-- Exercise --
Repeat word for word the entries from the line with "data-point-positive_control xyxy=(654,359,666,371)" to the line with "data-point-negative_control xyxy=(404,608,416,620)", including both of those lines.
— begin —
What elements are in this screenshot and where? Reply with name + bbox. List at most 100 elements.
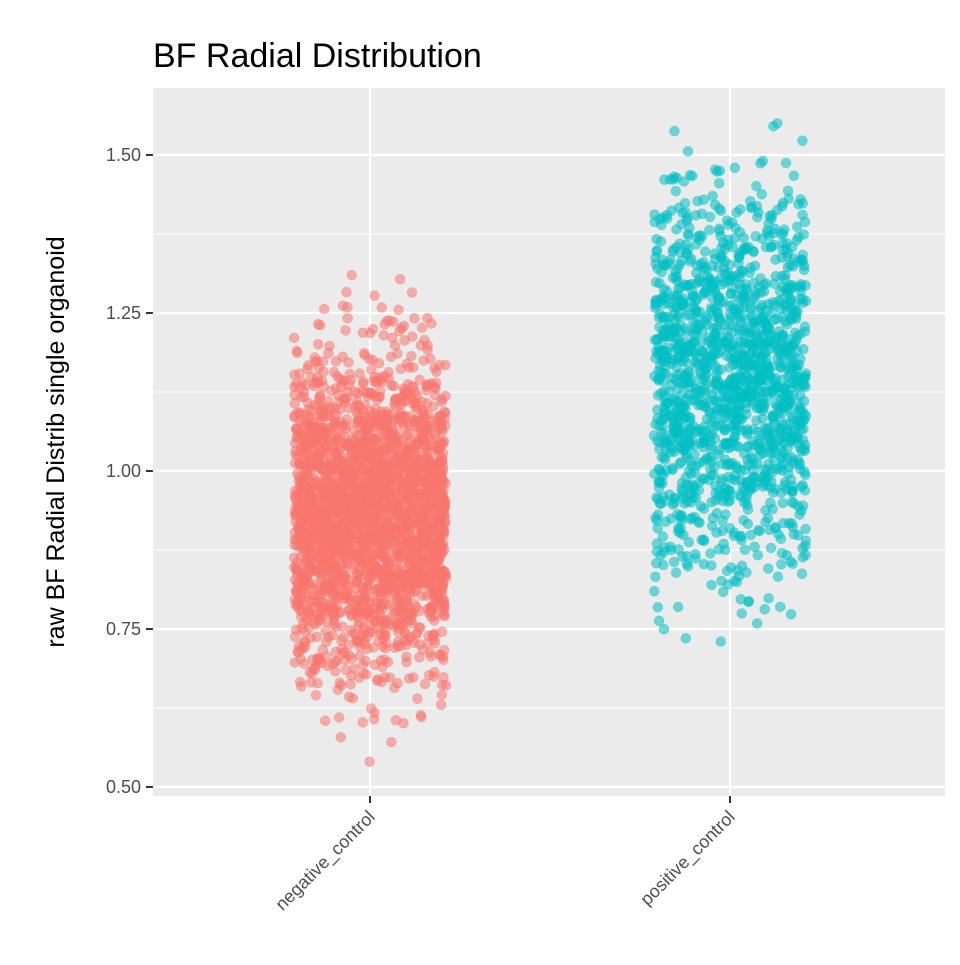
data-point-positive_control xyxy=(654,359,666,371)
data-point-positive_control xyxy=(735,593,747,605)
data-point-negative_control xyxy=(425,651,437,662)
data-point-negative_control xyxy=(310,689,322,701)
data-point-negative_control xyxy=(290,586,302,597)
data-point-positive_control xyxy=(682,243,694,255)
data-point-negative_control xyxy=(357,327,369,339)
data-point-negative_control xyxy=(404,608,416,620)
data-point-negative_control xyxy=(436,423,448,435)
data-point-negative_control xyxy=(390,394,402,406)
data-point-negative_control xyxy=(344,476,356,488)
data-point-positive_control xyxy=(741,370,753,382)
data-point-positive_control xyxy=(754,525,765,537)
data-point-positive_control xyxy=(734,226,746,238)
data-point-negative_control xyxy=(433,536,445,548)
data-point-positive_control xyxy=(743,241,754,253)
data-point-positive_control xyxy=(673,352,685,364)
data-point-negative_control xyxy=(357,717,369,728)
data-point-negative_control xyxy=(364,353,375,365)
data-point-negative_control xyxy=(364,626,376,638)
data-point-positive_control xyxy=(678,445,690,457)
y-tick-label: 0.50 xyxy=(106,777,141,797)
data-point-positive_control xyxy=(724,270,736,282)
data-point-negative_control xyxy=(305,491,317,503)
data-point-positive_control xyxy=(777,197,789,209)
data-point-negative_control xyxy=(333,396,345,408)
data-point-positive_control xyxy=(797,198,809,209)
data-point-negative_control xyxy=(440,359,451,371)
data-point-positive_control xyxy=(670,567,682,578)
data-point-negative_control xyxy=(346,653,358,665)
data-point-negative_control xyxy=(303,412,314,423)
data-point-negative_control xyxy=(410,470,421,481)
data-point-negative_control xyxy=(316,445,328,457)
data-point-positive_control xyxy=(787,434,799,446)
data-point-positive_control xyxy=(720,391,732,403)
data-point-positive_control xyxy=(746,202,758,213)
data-point-positive_control xyxy=(713,291,725,303)
data-point-positive_control xyxy=(683,230,695,242)
data-point-positive_control xyxy=(725,562,737,573)
data-point-positive_control xyxy=(787,414,799,426)
data-point-negative_control xyxy=(359,477,371,489)
data-point-positive_control xyxy=(729,162,741,174)
data-point-negative_control xyxy=(438,599,450,611)
data-point-negative_control xyxy=(386,736,397,748)
data-point-negative_control xyxy=(410,398,422,410)
data-point-negative_control xyxy=(364,441,376,453)
x-category-label: positive_control xyxy=(636,807,739,910)
data-point-positive_control xyxy=(696,208,708,220)
data-point-positive_control xyxy=(650,557,662,569)
data-point-positive_control xyxy=(699,316,710,327)
data-point-positive_control xyxy=(658,311,669,323)
data-point-positive_control xyxy=(676,551,688,562)
data-point-negative_control xyxy=(291,422,302,434)
data-point-negative_control xyxy=(333,712,345,723)
data-point-positive_control xyxy=(649,334,661,346)
data-point-positive_control xyxy=(714,444,725,456)
data-point-negative_control xyxy=(372,415,384,426)
data-point-negative_control xyxy=(335,731,347,743)
data-point-positive_control xyxy=(665,513,677,524)
data-point-negative_control xyxy=(353,620,364,631)
data-point-negative_control xyxy=(315,406,326,417)
data-point-positive_control xyxy=(711,321,723,333)
data-point-negative_control xyxy=(367,323,379,335)
data-point-negative_control xyxy=(303,567,315,579)
data-point-negative_control xyxy=(309,380,320,392)
data-point-negative_control xyxy=(380,479,392,491)
data-point-negative_control xyxy=(309,356,321,368)
data-point-negative_control xyxy=(394,273,406,285)
data-point-negative_control xyxy=(330,621,342,632)
data-point-negative_control xyxy=(409,312,420,324)
data-point-positive_control xyxy=(799,445,811,457)
y-axis: 0.50 0.75 1.00 1.25 1.50 xyxy=(106,145,153,797)
y-tick-label: 1.00 xyxy=(106,461,141,481)
data-point-negative_control xyxy=(312,318,324,330)
data-point-negative_control xyxy=(384,672,396,683)
y-tick-label: 1.50 xyxy=(106,145,141,165)
data-point-negative_control xyxy=(427,401,439,412)
data-point-positive_control xyxy=(687,434,698,446)
data-point-positive_control xyxy=(731,576,743,588)
data-point-positive_control xyxy=(764,497,776,509)
data-point-positive_control xyxy=(787,558,798,570)
data-point-negative_control xyxy=(394,325,405,337)
data-point-negative_control xyxy=(376,376,388,388)
data-point-negative_control xyxy=(399,513,410,525)
data-point-negative_control xyxy=(373,635,385,647)
data-point-positive_control xyxy=(684,422,696,434)
data-point-positive_control xyxy=(690,553,701,564)
data-point-negative_control xyxy=(318,490,330,502)
data-point-positive_control xyxy=(710,379,722,390)
data-point-positive_control xyxy=(773,326,785,337)
data-point-positive_control xyxy=(664,402,675,414)
data-point-positive_control xyxy=(651,546,663,557)
data-point-positive_control xyxy=(698,558,710,570)
data-point-negative_control xyxy=(385,351,397,363)
data-point-negative_control xyxy=(343,357,354,368)
data-point-negative_control xyxy=(435,437,446,449)
data-point-negative_control xyxy=(289,369,300,381)
data-point-positive_control xyxy=(746,453,758,465)
data-point-positive_control xyxy=(760,278,772,289)
data-point-negative_control xyxy=(291,347,303,359)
— end —
-- Answer below --
data-point-positive_control xyxy=(654,359,666,371)
data-point-positive_control xyxy=(735,593,747,605)
data-point-negative_control xyxy=(425,651,437,662)
data-point-negative_control xyxy=(310,689,322,701)
data-point-negative_control xyxy=(290,586,302,597)
data-point-positive_control xyxy=(682,243,694,255)
data-point-negative_control xyxy=(357,327,369,339)
data-point-negative_control xyxy=(404,608,416,620)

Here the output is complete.